Text extract:
--- Begin ---
Monday, March 31, 2014

Standard Recipes for 50: Metric Edition: For employee cafeterias and other large food services.

Standard Recipes for 50: Metric Edition: For employee cafeterias and other large food services.  Paperback book spiral bound published by The Australian Government Publishing Service 1986, 255 pages.

“This book contains recipes for larger quantities of food. The first edition of Standard Recipes for Fifty was written and published in 1942. This is the twelth revision or reprint since then and the object has been to progressively incorporate changes to help users keep abreast of developments in the large-scale catering field and improve the quality of food produced in their services. Full account has been taken of nutritional and cost considerations, with the number of recipes included in this volume exceeding seven hundred of proven popularity.”

It seems like just yesterday that I wrote about a similar book that concentrated on the catering of salads for large numbers of people… or small numbers of large people. This title was published a few years later and obviously covers a broader range of food as the world is not made up of salad alone.  It caters for Australian tastes in large quantities and apparently was an excellent source of catering information here in Australia for many years, with nursing homes being particularly fond of some of the more Aussie dishes such as Sweet and Sour Pork, Moussaka and Meatballs in Curry Sauce.  It does also have a recipe for Lancashire Hotpot that serves 50.

I always imagine someone who is about to have a big dinner party, or has been roped into catering for a wedding (on the cheap) wanting/needing a book such as this.  I look forward to one day being invited along to a feast of Mock Chicken Croquettes, Sausages Duchess with Meatloaf.  I have of course picked out the choiciest recipes and have failed to mention the various potato salad recipes (…yes more salad), minestrone etc. that abound in this volume. 

This copy does have some marks and minor stains on more than one page… a good indicator that it’s a book that you can go back to for at least a second serve.

Wednesday, March 26, 2014

Magic in Frosting by John McNamara.

Magic in Frosting by John McNamara.  Paperback book (spiral bound) published by Kopykake Enterprises 1980, 104 pages with colour photographs.

INTRODUCTION: We are certain that you will find this to be the most different and complete book ever written and photographed on the subject of Figure Piping with soft frostings.

Frances is the originator of the “portrait cakes”, and is known nationally as “Frances the Cake Lady”. She has made numerous personal appearances on Television and cake decorating shows across the country.

John is the originator of the world famous “Pink Elephant Cake.” He is the world’s foremost authority on Figure Piping, and holds Lifetime Teaching Credentials in the Art of Cake Decorating.

President of KOPYKAKE Enterprises, Inc. Gerry is the inventor and developer of the KOPYKAKE machine and many other cake decorating aids currently in use internationally.

These are the three people responsible for this book.  Frances, John and Gerry were obviously masters of their craft and people who truly understood the fine art of cake decorating.  All those cake decorating shows back in the day, must have been in complete awe of cakes such as:



Yeah, forget about Bieber. Lawrence Welk is the guy we want on our cakes.
--- End ---
Stored items from a collection
--- Begin ---
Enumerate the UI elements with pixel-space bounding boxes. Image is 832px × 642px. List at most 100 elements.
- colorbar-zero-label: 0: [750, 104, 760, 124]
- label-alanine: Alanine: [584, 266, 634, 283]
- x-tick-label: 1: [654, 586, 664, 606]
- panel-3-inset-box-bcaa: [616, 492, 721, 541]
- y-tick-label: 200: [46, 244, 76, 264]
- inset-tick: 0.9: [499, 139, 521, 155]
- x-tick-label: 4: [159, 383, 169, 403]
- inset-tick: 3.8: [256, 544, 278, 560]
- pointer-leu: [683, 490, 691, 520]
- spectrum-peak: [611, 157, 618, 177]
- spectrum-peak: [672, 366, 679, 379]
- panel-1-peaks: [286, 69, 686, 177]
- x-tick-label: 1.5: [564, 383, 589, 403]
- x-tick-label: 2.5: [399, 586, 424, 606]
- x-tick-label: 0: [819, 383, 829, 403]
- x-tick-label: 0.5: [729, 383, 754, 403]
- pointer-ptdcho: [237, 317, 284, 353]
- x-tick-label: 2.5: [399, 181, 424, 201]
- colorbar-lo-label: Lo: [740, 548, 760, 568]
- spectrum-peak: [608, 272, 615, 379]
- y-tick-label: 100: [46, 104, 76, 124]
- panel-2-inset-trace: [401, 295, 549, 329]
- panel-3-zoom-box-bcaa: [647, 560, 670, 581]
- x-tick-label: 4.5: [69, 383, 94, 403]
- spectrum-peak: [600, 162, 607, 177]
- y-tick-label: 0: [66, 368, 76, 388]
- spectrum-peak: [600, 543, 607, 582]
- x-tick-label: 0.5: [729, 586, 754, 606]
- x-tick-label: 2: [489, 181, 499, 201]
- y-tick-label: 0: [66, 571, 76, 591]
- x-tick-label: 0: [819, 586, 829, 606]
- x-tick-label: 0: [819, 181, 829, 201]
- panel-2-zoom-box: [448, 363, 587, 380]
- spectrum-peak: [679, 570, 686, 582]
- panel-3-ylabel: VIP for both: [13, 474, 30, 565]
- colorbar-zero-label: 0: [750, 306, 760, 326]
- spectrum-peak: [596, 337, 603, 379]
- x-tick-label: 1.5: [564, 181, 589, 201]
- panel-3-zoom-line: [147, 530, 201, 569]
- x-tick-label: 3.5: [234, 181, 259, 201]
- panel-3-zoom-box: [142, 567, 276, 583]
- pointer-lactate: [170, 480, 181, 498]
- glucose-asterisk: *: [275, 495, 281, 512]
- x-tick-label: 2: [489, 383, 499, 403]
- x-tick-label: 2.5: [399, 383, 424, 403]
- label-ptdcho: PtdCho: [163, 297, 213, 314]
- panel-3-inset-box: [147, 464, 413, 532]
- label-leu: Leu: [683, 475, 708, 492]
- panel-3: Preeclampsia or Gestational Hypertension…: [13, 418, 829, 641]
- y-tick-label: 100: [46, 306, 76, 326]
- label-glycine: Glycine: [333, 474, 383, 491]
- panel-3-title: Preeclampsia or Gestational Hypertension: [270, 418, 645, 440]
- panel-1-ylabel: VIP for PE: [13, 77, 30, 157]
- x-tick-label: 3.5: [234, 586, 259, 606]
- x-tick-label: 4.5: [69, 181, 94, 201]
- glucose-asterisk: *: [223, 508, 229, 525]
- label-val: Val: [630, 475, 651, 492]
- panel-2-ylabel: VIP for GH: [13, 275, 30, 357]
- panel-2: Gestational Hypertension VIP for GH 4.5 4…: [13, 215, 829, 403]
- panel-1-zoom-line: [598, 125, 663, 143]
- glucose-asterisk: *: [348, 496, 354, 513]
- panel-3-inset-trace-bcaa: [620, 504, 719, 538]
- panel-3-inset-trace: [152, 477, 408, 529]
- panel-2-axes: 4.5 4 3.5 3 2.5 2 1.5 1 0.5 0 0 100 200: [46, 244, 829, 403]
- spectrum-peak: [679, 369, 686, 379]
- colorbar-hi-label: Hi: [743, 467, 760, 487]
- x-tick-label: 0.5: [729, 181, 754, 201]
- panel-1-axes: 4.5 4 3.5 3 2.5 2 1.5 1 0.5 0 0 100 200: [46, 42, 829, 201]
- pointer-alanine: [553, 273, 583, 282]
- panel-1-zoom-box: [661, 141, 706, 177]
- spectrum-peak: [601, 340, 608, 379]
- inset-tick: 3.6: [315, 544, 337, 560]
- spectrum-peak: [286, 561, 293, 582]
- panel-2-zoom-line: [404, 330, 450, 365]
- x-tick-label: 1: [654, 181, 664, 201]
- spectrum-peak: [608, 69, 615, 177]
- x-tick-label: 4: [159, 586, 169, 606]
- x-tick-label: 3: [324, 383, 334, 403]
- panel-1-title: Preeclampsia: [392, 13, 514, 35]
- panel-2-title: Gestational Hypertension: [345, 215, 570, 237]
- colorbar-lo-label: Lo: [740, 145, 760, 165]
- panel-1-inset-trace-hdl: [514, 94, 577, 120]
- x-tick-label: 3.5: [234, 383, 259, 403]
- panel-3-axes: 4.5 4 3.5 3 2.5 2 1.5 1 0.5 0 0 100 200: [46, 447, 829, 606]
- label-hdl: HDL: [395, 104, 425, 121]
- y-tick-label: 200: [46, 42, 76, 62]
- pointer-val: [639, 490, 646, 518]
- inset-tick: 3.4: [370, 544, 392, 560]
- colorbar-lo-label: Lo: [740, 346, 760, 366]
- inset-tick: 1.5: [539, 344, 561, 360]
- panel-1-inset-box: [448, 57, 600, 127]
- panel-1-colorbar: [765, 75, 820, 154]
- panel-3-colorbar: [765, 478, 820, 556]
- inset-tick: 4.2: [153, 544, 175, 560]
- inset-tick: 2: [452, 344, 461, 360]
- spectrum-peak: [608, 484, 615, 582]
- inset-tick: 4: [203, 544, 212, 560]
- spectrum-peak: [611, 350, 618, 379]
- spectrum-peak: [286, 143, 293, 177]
--- End ---
Task requirements: According to the cookbook blog posts, in what year was the first edition of Standard Recipes for Fifty written and published?

Finished exercise: 1942